--- Start ---

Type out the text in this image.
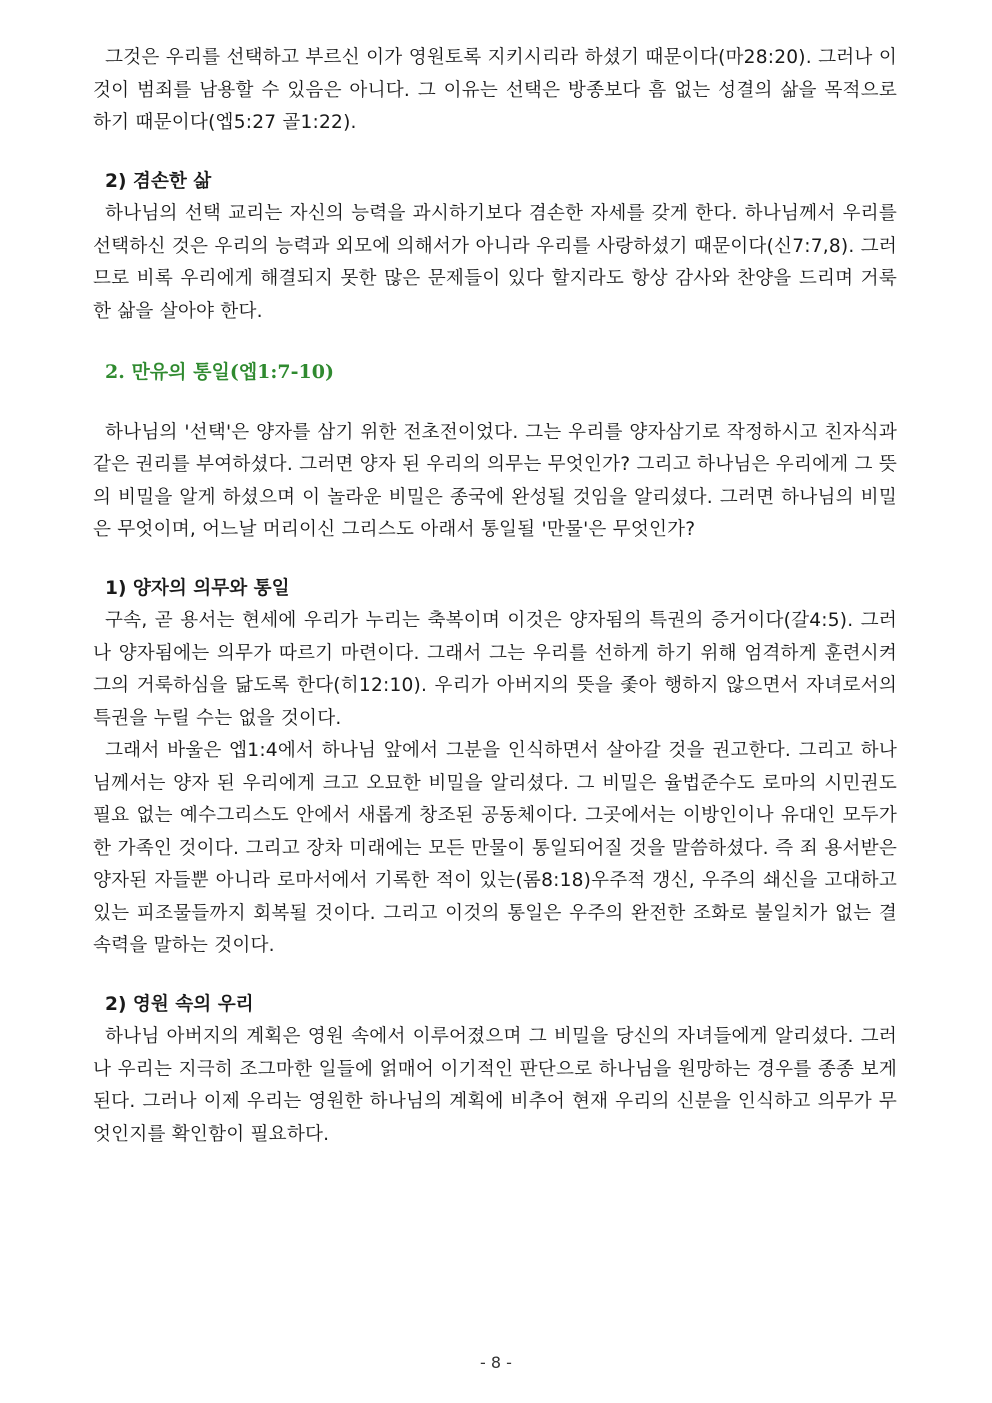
그것은 우리를 선택하고 부르신 이가 영원토록 지키시리라 하셨기 때문이다(마28:20). 그러나 이것이 범죄를 남용할 수 있음은 아니다. 그 이유는 선택은 방종보다 흠 없는 성결의 삶을 목적으로 하기 때문이다(엡5:27 골1:22).

2) 겸손한 삶

하나님의 선택 교리는 자신의 능력을 과시하기보다 겸손한 자세를 갖게 한다. 하나님께서 우리를 선택하신 것은 우리의 능력과 외모에 의해서가 아니라 우리를 사랑하셨기 때문이다(신7:7,8). 그러므로 비록 우리에게 해결되지 못한 많은 문제들이 있다 할지라도 항상 감사와 찬양을 드리며 거룩한 삶을 살아야 한다.

2. 만유의 통일(엡1:7-10)

하나님의 '선택'은 양자를 삼기 위한 전초전이었다. 그는 우리를 양자삼기로 작정하시고 친자식과 같은 권리를 부여하셨다. 그러면 양자 된 우리의 의무는 무엇인가? 그리고 하나님은 우리에게 그 뜻의 비밀을 알게 하셨으며 이 놀라운 비밀은 종국에 완성될 것임을 알리셨다. 그러면 하나님의 비밀은 무엇이며, 어느날 머리이신 그리스도 아래서 통일될 '만물'은 무엇인가?

1) 양자의 의무와 통일

구속, 곧 용서는 현세에 우리가 누리는 축복이며 이것은 양자됨의 특권의 증거이다(갈4:5). 그러나 양자됨에는 의무가 따르기 마련이다. 그래서 그는 우리를 선하게 하기 위해 엄격하게 훈련시켜 그의 거룩하심을 닮도록 한다(히12:10). 우리가 아버지의 뜻을 좇아 행하지 않으면서 자녀로서의 특권을 누릴 수는 없을 것이다.

그래서 바울은 엡1:4에서 하나님 앞에서 그분을 인식하면서 살아갈 것을 권고한다. 그리고 하나님께서는 양자 된 우리에게 크고 오묘한 비밀을 알리셨다. 그 비밀은 율법준수도 로마의 시민권도 필요 없는 예수그리스도 안에서 새롭게 창조된 공동체이다. 그곳에서는 이방인이나 유대인 모두가 한 가족인 것이다. 그리고 장차 미래에는 모든 만물이 통일되어질 것을 말씀하셨다. 즉 죄 용서받은 양자된 자들뿐 아니라 로마서에서 기록한 적이 있는(롬8:18)우주적 갱신, 우주의 쇄신을 고대하고 있는 피조물들까지 회복될 것이다. 그리고 이것의 통일은 우주의 완전한 조화로 불일치가 없는 결속력을 말하는 것이다.

2) 영원 속의 우리

하나님 아버지의 계획은 영원 속에서 이루어졌으며 그 비밀을 당신의 자녀들에게 알리셨다. 그러나 우리는 지극히 조그마한 일들에 얽매어 이기적인 판단으로 하나님을 원망하는 경우를 종종 보게 된다. 그러나 이제 우리는 영원한 하나님의 계획에 비추어 현재 우리의 신분을 인식하고 의무가 무엇인지를 확인함이 필요하다.

- 8 -
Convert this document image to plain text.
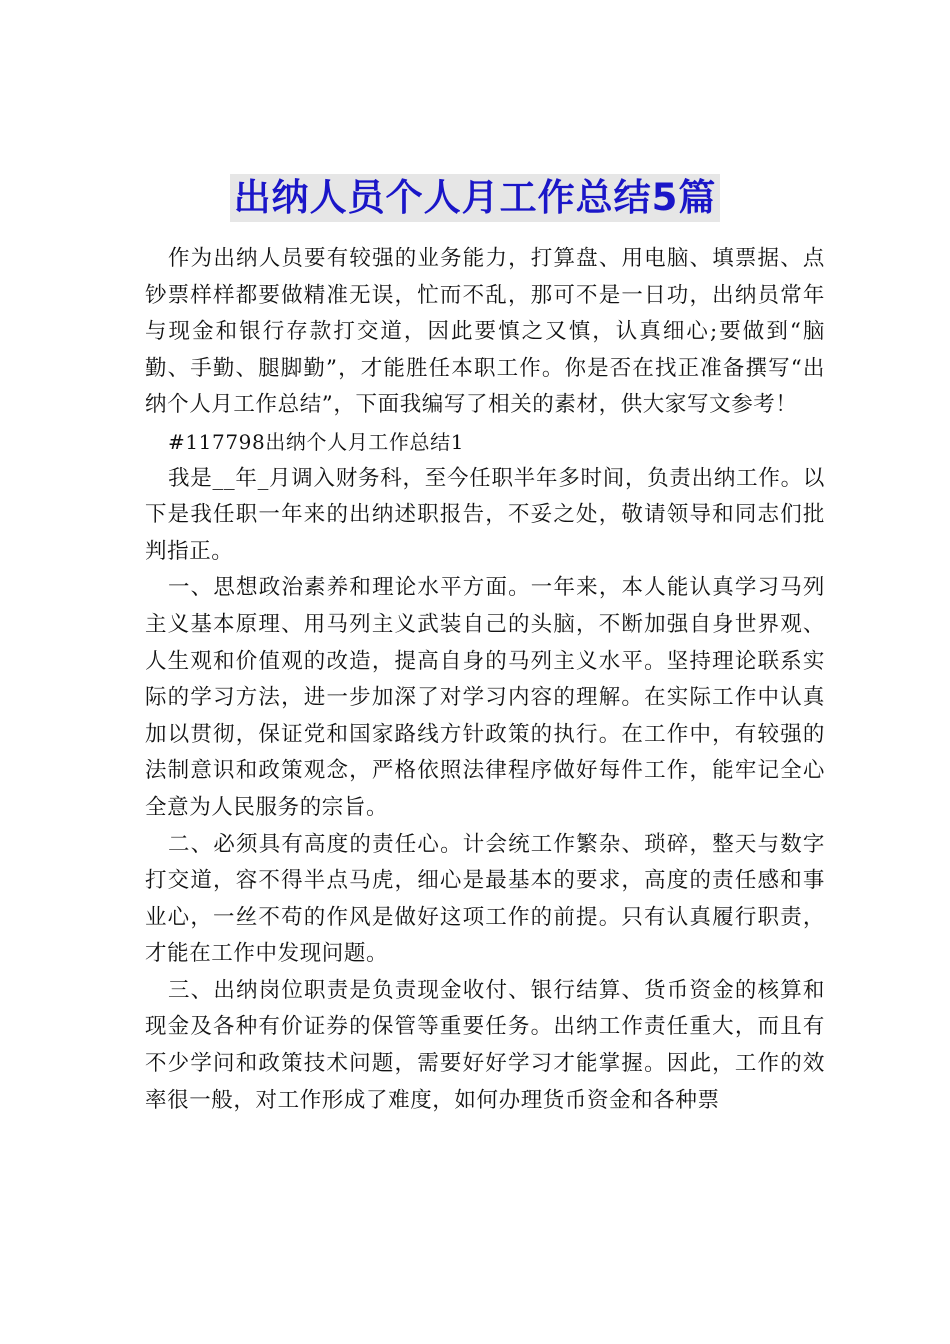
出纳人员个人月工作总结5篇

作为出纳人员要有较强的业务能力，打算盘、用电脑、填票据、点钞票样样都要做精准无误，忙而不乱，那可不是一日功，出纳员常年与现金和银行存款打交道，因此要慎之又慎，认真细心;要做到“脑勤、手勤、腿脚勤”，才能胜任本职工作。你是否在找正准备撰写“出纳个人月工作总结”，下面我编写了相关的素材，供大家写文参考！

#117798出纳个人月工作总结1

我是__年_月调入财务科，至今任职半年多时间，负责出纳工作。以下是我任职一年来的出纳述职报告，不妥之处，敬请领导和同志们批判指正。

一、思想政治素养和理论水平方面。一年来，本人能认真学习马列主义基本原理、用马列主义武装自己的头脑，不断加强自身世界观、人生观和价值观的改造，提高自身的马列主义水平。坚持理论联系实际的学习方法，进一步加深了对学习内容的理解。在实际工作中认真加以贯彻，保证党和国家路线方针政策的执行。在工作中，有较强的法制意识和政策观念，严格依照法律程序做好每件工作，能牢记全心全意为人民服务的宗旨。

二、必须具有高度的责任心。计会统工作繁杂、琐碎，整天与数字打交道，容不得半点马虎，细心是最基本的要求，高度的责任感和事业心，一丝不苟的作风是做好这项工作的前提。只有认真履行职责，才能在工作中发现问题。

三、出纳岗位职责是负责现金收付、银行结算、货币资金的核算和现金及各种有价证券的保管等重要任务。出纳工作责任重大，而且有不少学问和政策技术问题，需要好好学习才能掌握。因此，工作的效率很一般，对工作形成了难度，如何办理货币资金和各种票
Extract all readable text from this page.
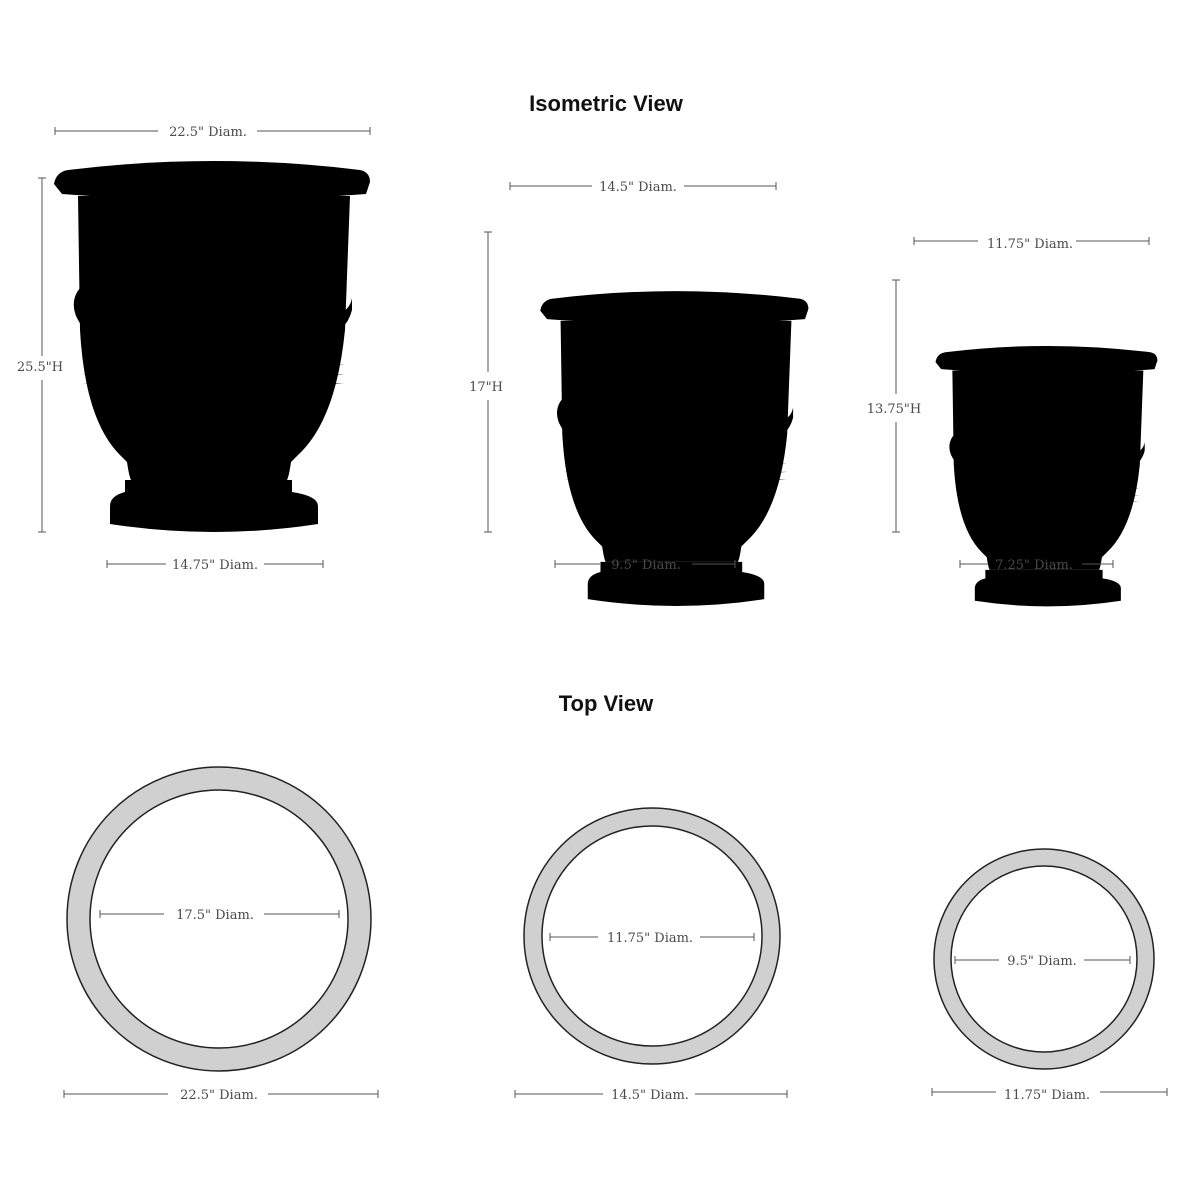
Isometric View
22.5" Diam.
25.5"H
14.75" Diam.
14.5" Diam.
17"H
9.5" Diam.
11.75" Diam.
13.75"H
7.25" Diam.
Top View
17.5" Diam.
22.5" Diam.
11.75" Diam.
14.5" Diam.
9.5" Diam.
11.75" Diam.
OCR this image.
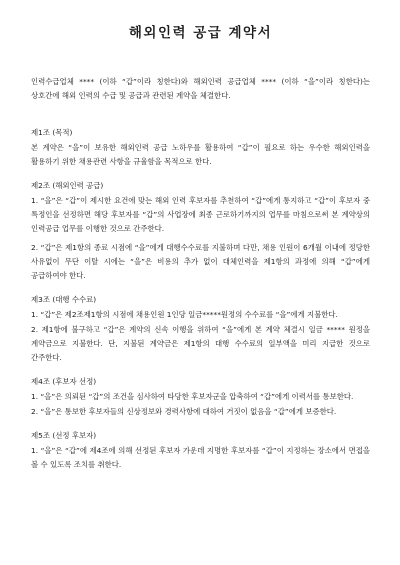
해외인력 공급 계약서

인력수급업체 **** (이하 “갑”이라 칭한다)와 해외인력 공급업체 **** (이하 “을”이라 칭한다)는 상호간에 해외 인력의 수급 및 공급과 관련된 계약을 체결한다.

제1조 (목적)

본 계약은 “을”이 보유한 해외인력 공급 노하우를 활용하여 “갑”이 필요로 하는 우수한 해외인력을 활용하기 위한 채용관련 사항을 규율함을 목적으로 한다.

제2조 (해외인력 공급)

1. “을”은 “갑”이 제시한 요건에 맞는 해외 인력 후보자를 추천하여 “갑”에게 통지하고 “갑”이 후보자 중 특정인을 선정하면 해당 후보자를 “갑”의 사업장에 최종 근로하기까지의 업무를 마침으로써 본 계약상의 인력공급 업무를 이행한 것으로 간주한다.

2. “갑”은 제1항의 종료 시점에 “을”에게 대행수수료를 지불하며 다만, 채용 인원이 6개월 이내에 정당한 사유없이 무단 이탈 시에는 “을”은 비용의 추가 없이 대체인력을 제1항의 과정에 의해 “갑”에게 공급하여야 한다.

제3조 (대행 수수료)

1. “갑”은 제2조제1항의 시점에 채용인원 1인당 일금*****원정의 수수료를 “을”에게 지불한다.

2. 제1항에 불구하고 “갑”은 계약의 신속 이행을 위하여 “을”에게 본 계약 체결시 일금 ***** 원정을 계약금으로 지불한다. 단, 지불된 계약금은 제1항의 대행 수수료의 일부액을 미리 지급한 것으로 간주한다.

제4조 (후보자 선정)

1. “을”은 의뢰된 “갑”의 조건을 심사하여 타당한 후보자군을 압축하여 “갑”에게 이력서를 통보한다.

2. “을”은 통보한 후보자들의 신상정보와 경력사항에 대하여 거짓이 없음을 “갑”에게 보증한다.

제5조 (선정 후보자)

1. “을”은 “갑”에 제4조에 의해 선정된 후보자 가운데 지명한 후보자를 “갑”이 지정하는 장소에서 면접을 볼 수 있도록 조치를 취한다.
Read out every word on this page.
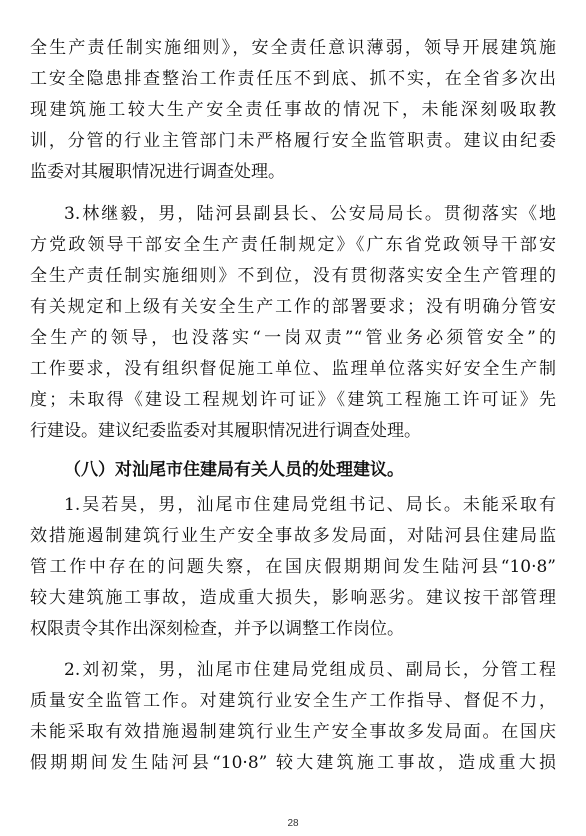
全生产责任制实施细则》，安全责任意识薄弱，领导开展建筑施
工安全隐患排查整治工作责任压不到底、抓不实，在全省多次出
现建筑施工较大生产安全责任事故的情况下，未能深刻吸取教
训，分管的行业主管部门未严格履行安全监管职责。建议由纪委
监委对其履职情况进行调查处理。
3.林继毅，男，陆河县副县长、公安局局长。贯彻落实《地
方党政领导干部安全生产责任制规定》《广东省党政领导干部安
全生产责任制实施细则》不到位，没有贯彻落实安全生产管理的
有关规定和上级有关安全生产工作的部署要求；没有明确分管安
全生产的领导，也没落实“一岗双责”“管业务必须管安全”的
工作要求，没有组织督促施工单位、监理单位落实好安全生产制
度；未取得《建设工程规划许可证》《建筑工程施工许可证》先
行建设。建议纪委监委对其履职情况进行调查处理。
（八）对汕尾市住建局有关人员的处理建议。
1.吴若昊，男，汕尾市住建局党组书记、局长。未能采取有
效措施遏制建筑行业生产安全事故多发局面，对陆河县住建局监
管工作中存在的问题失察，在国庆假期期间发生陆河县“10·8”
较大建筑施工事故，造成重大损失，影响恶劣。建议按干部管理
权限责令其作出深刻检查，并予以调整工作岗位。
2.刘初棠，男，汕尾市住建局党组成员、副局长，分管工程
质量安全监管工作。对建筑行业安全生产工作指导、督促不力，
未能采取有效措施遏制建筑行业生产安全事故多发局面。在国庆
假期期间发生陆河县“10·8” 较大建筑施工事故，造成重大损
28
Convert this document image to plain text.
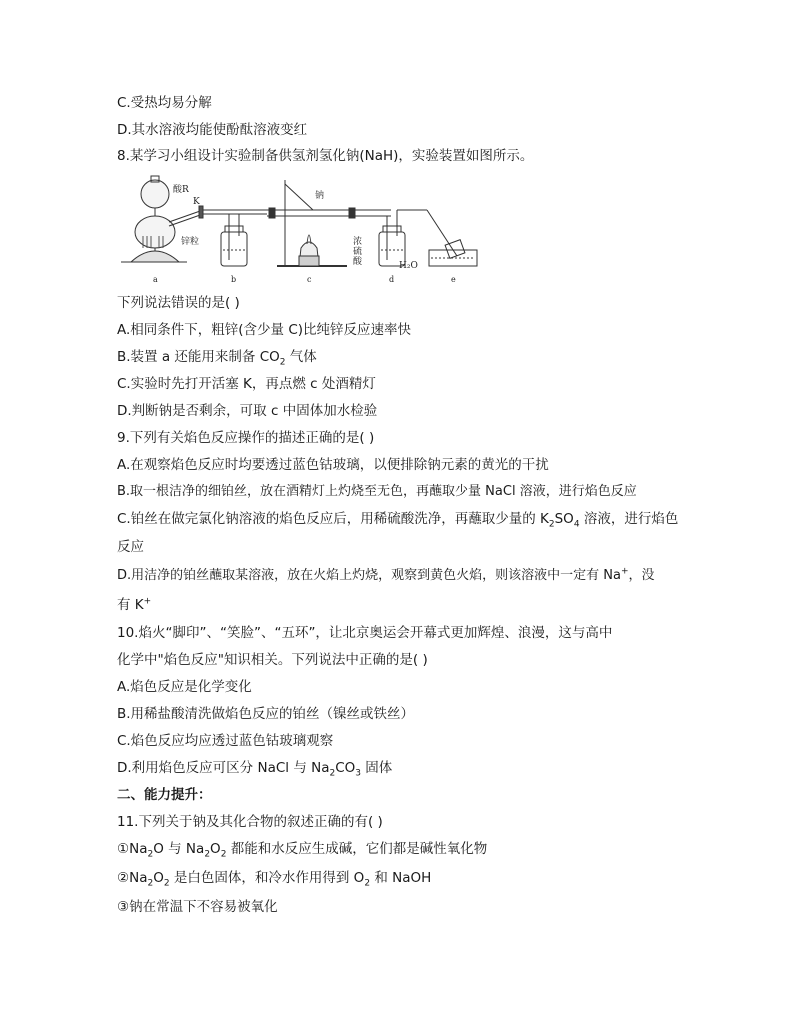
C.受热均易分解
D.其水溶液均能使酚酞溶液变红
8.某学习小组设计实验制备供氢剂氢化钠(NaH)，实验装置如图所示。
酸R
K
锌粒
钠
浓
硫
酸	H₂O
a	b	c	d	e
下列说法错误的是( )
A.相同条件下，粗锌(含少量 C)比纯锌反应速率快
B.装置 a 还能用来制备 $CO_2$ 气体
C.实验时先打开活塞 K，再点燃 c 处酒精灯
D.判断钠是否剩余，可取 c 中固体加水检验
9.下列有关焰色反应操作的描述正确的是( )
A.在观察焰色反应时均要透过蓝色钴玻璃，以便排除钠元素的黄光的干扰
B.取一根洁净的细铂丝，放在酒精灯上灼烧至无色，再蘸取少量 NaCl 溶液，进行焰色反应
C.铂丝在做完氯化钠溶液的焰色反应后，用稀硫酸洗净，再蘸取少量的 $K_2SO_4$ 溶液，进行焰色
反应
D.用洁净的铂丝蘸取某溶液，放在火焰上灼烧，观察到黄色火焰，则该溶液中一定有 Na+，没
有 K+
10.焰火“脚印”、“笑脸”、“五环”，让北京奥运会开幕式更加辉煌、浪漫，这与高中
化学中"焰色反应"知识相关。下列说法中正确的是( )
A.焰色反应是化学变化
B.用稀盐酸清洗做焰色反应的铂丝（镍丝或铁丝）
C.焰色反应均应透过蓝色钴玻璃观察
D.利用焰色反应可区分 NaCl 与 $Na_2CO_3$ 固体
二、能力提升：
11.下列关于钠及其化合物的叙述正确的有( )
$①Na_2O$ 与 $Na_2O_2$ 都能和水反应生成碱，它们都是碱性氧化物
$②Na_2O_2$ 是白色固体，和冷水作用得到 $O_2$ 和 NaOH
③钠在常温下不容易被氧化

--- End ---

What is being asked:
Repeat the lines of the records verbatim, starting at the line containing "OCR this image." and stopping after the final line. Images stay out.

The answer:
OCR this image.
해외인력 공급 계약서

인력수급업체 **** (이하 “갑”이라 칭한다)와 해외인력 공급업체 **** (이하 “을”이라 칭한다)는 상호간에 해외 인력의 수급 및 공급과 관련된 계약을 체결한다.

제1조 (목적)

본 계약은 “을”이 보유한 해외인력 공급 노하우를 활용하여 “갑”이 필요로 하는 우수한 해외인력을 활용하기 위한 채용관련 사항을 규율함을 목적으로 한다.

제2조 (해외인력 공급)

1. “을”은 “갑”이 제시한 요건에 맞는 해외 인력 후보자를 추천하여 “갑”에게 통지하고 “갑”이 후보자 중 특정인을 선정하면 해당 후보자를 “갑”의 사업장에 최종 근로하기까지의 업무를 마침으로써 본 계약상의 인력공급 업무를 이행한 것으로 간주한다.

2. “갑”은 제1항의 종료 시점에 “을”에게 대행수수료를 지불하며 다만, 채용 인원이 6개월 이내에 정당한 사유없이 무단 이탈 시에는 “을”은 비용의 추가 없이 대체인력을 제1항의 과정에 의해 “갑”에게 공급하여야 한다.

제3조 (대행 수수료)

1. “갑”은 제2조제1항의 시점에 채용인원 1인당 일금*****원정의 수수료를 “을”에게 지불한다.

2. 제1항에 불구하고 “갑”은 계약의 신속 이행을 위하여 “을”에게 본 계약 체결시 일금 ***** 원정을 계약금으로 지불한다. 단, 지불된 계약금은 제1항의 대행 수수료의 일부액을 미리 지급한 것으로 간주한다.

제4조 (후보자 선정)

1. “을”은 의뢰된 “갑”의 조건을 심사하여 타당한 후보자군을 압축하여 “갑”에게 이력서를 통보한다.

2. “을”은 통보한 후보자들의 신상정보와 경력사항에 대하여 거짓이 없음을 “갑”에게 보증한다.

제5조 (선정 후보자)

1. “을”은 “갑”에 제4조에 의해 선정된 후보자 가운데 지명한 후보자를 “갑”이 지정하는 장소에서 면접을 볼 수 있도록 조치를 취한다.
Read out every word on this page.
全生产责任制实施细则》，安全责任意识薄弱，领导开展建筑施
工安全隐患排查整治工作责任压不到底、抓不实，在全省多次出
现建筑施工较大生产安全责任事故的情况下，未能深刻吸取教
训，分管的行业主管部门未严格履行安全监管职责。建议由纪委
监委对其履职情况进行调查处理。
3.林继毅，男，陆河县副县长、公安局局长。贯彻落实《地
方党政领导干部安全生产责任制规定》《广东省党政领导干部安
全生产责任制实施细则》不到位，没有贯彻落实安全生产管理的
有关规定和上级有关安全生产工作的部署要求；没有明确分管安
全生产的领导，也没落实“一岗双责”“管业务必须管安全”的
工作要求，没有组织督促施工单位、监理单位落实好安全生产制
度；未取得《建设工程规划许可证》《建筑工程施工许可证》先
行建设。建议纪委监委对其履职情况进行调查处理。
（八）对汕尾市住建局有关人员的处理建议。
1.吴若昊，男，汕尾市住建局党组书记、局长。未能采取有
效措施遏制建筑行业生产安全事故多发局面，对陆河县住建局监
管工作中存在的问题失察，在国庆假期期间发生陆河县“10·8”
较大建筑施工事故，造成重大损失，影响恶劣。建议按干部管理
权限责令其作出深刻检查，并予以调整工作岗位。
2.刘初棠，男，汕尾市住建局党组成员、副局长，分管工程
质量安全监管工作。对建筑行业安全生产工作指导、督促不力，
未能采取有效措施遏制建筑行业生产安全事故多发局面。在国庆
假期期间发生陆河县“10·8” 较大建筑施工事故，造成重大损
28
Convert this document image to plain text.
C.受热均易分解
D.其水溶液均能使酚酞溶液变红
8.某学习小组设计实验制备供氢剂氢化钠(NaH)，实验装置如图所示。
酸R
K
锌粒
钠
浓
硫
酸	H₂O
a	b	c	d	e
下列说法错误的是( )
A.相同条件下，粗锌(含少量 C)比纯锌反应速率快
B.装置 a 还能用来制备 $CO_2$ 气体
C.实验时先打开活塞 K，再点燃 c 处酒精灯
D.判断钠是否剩余，可取 c 中固体加水检验
9.下列有关焰色反应操作的描述正确的是( )
A.在观察焰色反应时均要透过蓝色钴玻璃，以便排除钠元素的黄光的干扰
B.取一根洁净的细铂丝，放在酒精灯上灼烧至无色，再蘸取少量 NaCl 溶液，进行焰色反应
C.铂丝在做完氯化钠溶液的焰色反应后，用稀硫酸洗净，再蘸取少量的 $K_2SO_4$ 溶液，进行焰色
反应
D.用洁净的铂丝蘸取某溶液，放在火焰上灼烧，观察到黄色火焰，则该溶液中一定有 Na+，没
有 K+
10.焰火“脚印”、“笑脸”、“五环”，让北京奥运会开幕式更加辉煌、浪漫，这与高中
化学中"焰色反应"知识相关。下列说法中正确的是( )
A.焰色反应是化学变化
B.用稀盐酸清洗做焰色反应的铂丝（镍丝或铁丝）
C.焰色反应均应透过蓝色钴玻璃观察
D.利用焰色反应可区分 NaCl 与 $Na_2CO_3$ 固体
二、能力提升：
11.下列关于钠及其化合物的叙述正确的有( )
$①Na_2O$ 与 $Na_2O_2$ 都能和水反应生成碱，它们都是碱性氧化物
$②Na_2O_2$ 是白色固体，和冷水作用得到 $O_2$ 和 NaOH
③钠在常温下不容易被氧化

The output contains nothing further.